__SHORT TASK__
Repeat the whole listing below, word for word.

__ENTRIES SUPPLIED__
====================

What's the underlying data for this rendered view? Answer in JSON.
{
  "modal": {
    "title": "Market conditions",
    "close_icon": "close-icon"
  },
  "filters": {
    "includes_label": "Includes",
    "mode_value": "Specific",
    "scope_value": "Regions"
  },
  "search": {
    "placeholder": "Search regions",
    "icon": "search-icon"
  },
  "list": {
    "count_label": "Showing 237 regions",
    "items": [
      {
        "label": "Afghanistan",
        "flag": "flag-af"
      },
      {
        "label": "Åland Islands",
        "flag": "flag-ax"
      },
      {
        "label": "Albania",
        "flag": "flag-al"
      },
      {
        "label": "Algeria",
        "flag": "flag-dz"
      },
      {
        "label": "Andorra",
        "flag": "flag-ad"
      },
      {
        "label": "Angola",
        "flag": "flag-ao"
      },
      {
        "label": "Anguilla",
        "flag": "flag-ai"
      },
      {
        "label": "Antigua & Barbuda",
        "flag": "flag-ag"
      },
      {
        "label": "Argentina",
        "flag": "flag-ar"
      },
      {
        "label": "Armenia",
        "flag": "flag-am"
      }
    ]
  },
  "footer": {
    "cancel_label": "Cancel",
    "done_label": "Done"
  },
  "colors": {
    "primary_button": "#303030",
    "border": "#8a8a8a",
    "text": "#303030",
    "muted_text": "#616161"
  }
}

====================

__ANSWER IN FULL__
What's the underlying data for this rendered view? Answer in JSON.
{
  "modal": {
    "title": "Market conditions",
    "close_icon": "close-icon"
  },
  "filters": {
    "includes_label": "Includes",
    "mode_value": "Specific",
    "scope_value": "Regions"
  },
  "search": {
    "placeholder": "Search regions",
    "icon": "search-icon"
  },
  "list": {
    "count_label": "Showing 237 regions",
    "items": [
      {
        "label": "Afghanistan",
        "flag": "flag-af"
      },
      {
        "label": "Åland Islands",
        "flag": "flag-ax"
      },
      {
        "label": "Albania",
        "flag": "flag-al"
      },
      {
        "label": "Algeria",
        "flag": "flag-dz"
      },
      {
        "label": "Andorra",
        "flag": "flag-ad"
      },
      {
        "label": "Angola",
        "flag": "flag-ao"
      },
      {
        "label": "Anguilla",
        "flag": "flag-ai"
      },
      {
        "label": "Antigua & Barbuda",
        "flag": "flag-ag"
      },
      {
        "label": "Argentina",
        "flag": "flag-ar"
      },
      {
        "label": "Armenia",
        "flag": "flag-am"
      }
    ]
  },
  "footer": {
    "cancel_label": "Cancel",
    "done_label": "Done"
  },
  "colors": {
    "primary_button": "#303030",
    "border": "#8a8a8a",
    "text": "#303030",
    "muted_text": "#616161"
  }
}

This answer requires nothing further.